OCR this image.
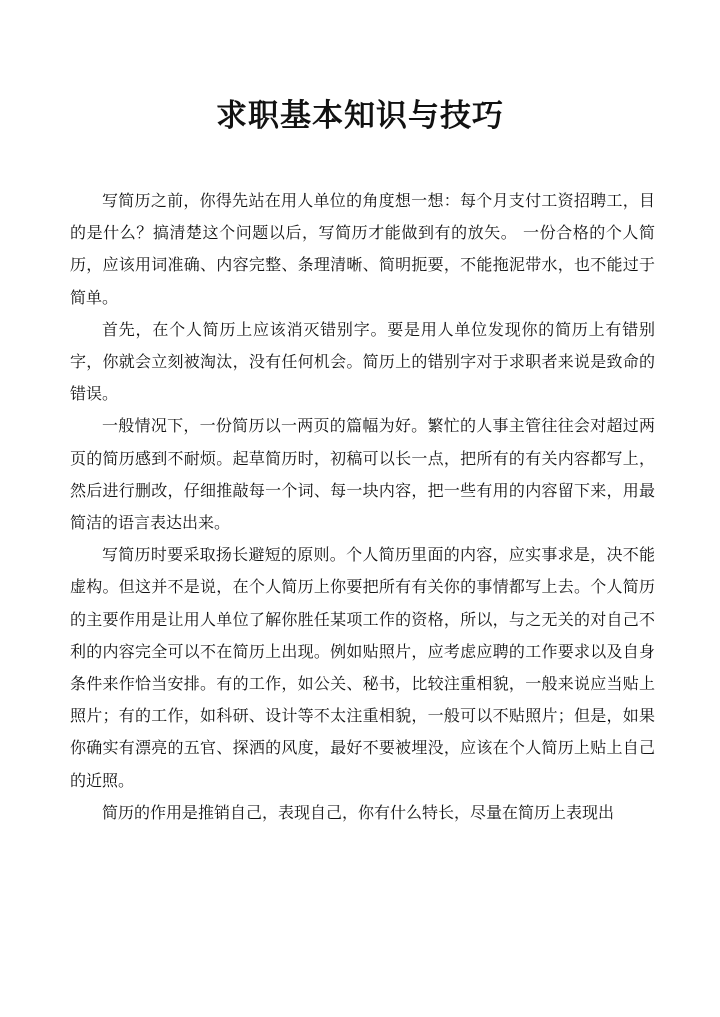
求职基本知识与技巧

写简历之前，你得先站在用人单位的角度想一想：每个月支付工资招聘工，目的是什么？搞清楚这个问题以后，写简历才能做到有的放矢。 一份合格的个人简历，应该用词准确、内容完整、条理清晰、简明扼要，不能拖泥带水，也不能过于简单。

首先，在个人简历上应该消灭错别字。要是用人单位发现你的简历上有错别字，你就会立刻被淘汰，没有任何机会。简历上的错别字对于求职者来说是致命的错误。

一般情况下，一份简历以一两页的篇幅为好。繁忙的人事主管往往会对超过两页的简历感到不耐烦。起草简历时，初稿可以长一点，把所有的有关内容都写上，然后进行删改，仔细推敲每一个词、每一块内容，把一些有用的内容留下来，用最简洁的语言表达出来。

写简历时要采取扬长避短的原则。个人简历里面的内容，应实事求是，决不能虚构。但这并不是说，在个人简历上你要把所有有关你的事情都写上去。个人简历的主要作用是让用人单位了解你胜任某项工作的资格，所以，与之无关的对自己不利的内容完全可以不在简历上出现。例如贴照片，应考虑应聘的工作要求以及自身条件来作恰当安排。有的工作，如公关、秘书，比较注重相貌，一般来说应当贴上照片；有的工作，如科研、设计等不太注重相貌，一般可以不贴照片；但是，如果你确实有漂亮的五官、探洒的风度，最好不要被埋没，应该在个人简历上贴上自己的近照。

简历的作用是推销自己，表现自己，你有什么特长，尽量在简历上表现出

GIVEN PROBLEM: Drop the images and repeat the data exactly.

EXERCISE ANSWER:
OCR this image.
求职基本知识与技巧

写简历之前，你得先站在用人单位的角度想一想：每个月支付工资招聘工，目的是什么？搞清楚这个问题以后，写简历才能做到有的放矢。 一份合格的个人简历，应该用词准确、内容完整、条理清晰、简明扼要，不能拖泥带水，也不能过于简单。

首先，在个人简历上应该消灭错别字。要是用人单位发现你的简历上有错别字，你就会立刻被淘汰，没有任何机会。简历上的错别字对于求职者来说是致命的错误。

一般情况下，一份简历以一两页的篇幅为好。繁忙的人事主管往往会对超过两页的简历感到不耐烦。起草简历时，初稿可以长一点，把所有的有关内容都写上，然后进行删改，仔细推敲每一个词、每一块内容，把一些有用的内容留下来，用最简洁的语言表达出来。

写简历时要采取扬长避短的原则。个人简历里面的内容，应实事求是，决不能虚构。但这并不是说，在个人简历上你要把所有有关你的事情都写上去。个人简历的主要作用是让用人单位了解你胜任某项工作的资格，所以，与之无关的对自己不利的内容完全可以不在简历上出现。例如贴照片，应考虑应聘的工作要求以及自身条件来作恰当安排。有的工作，如公关、秘书，比较注重相貌，一般来说应当贴上照片；有的工作，如科研、设计等不太注重相貌，一般可以不贴照片；但是，如果你确实有漂亮的五官、探洒的风度，最好不要被埋没，应该在个人简历上贴上自己的近照。

简历的作用是推销自己，表现自己，你有什么特长，尽量在简历上表现出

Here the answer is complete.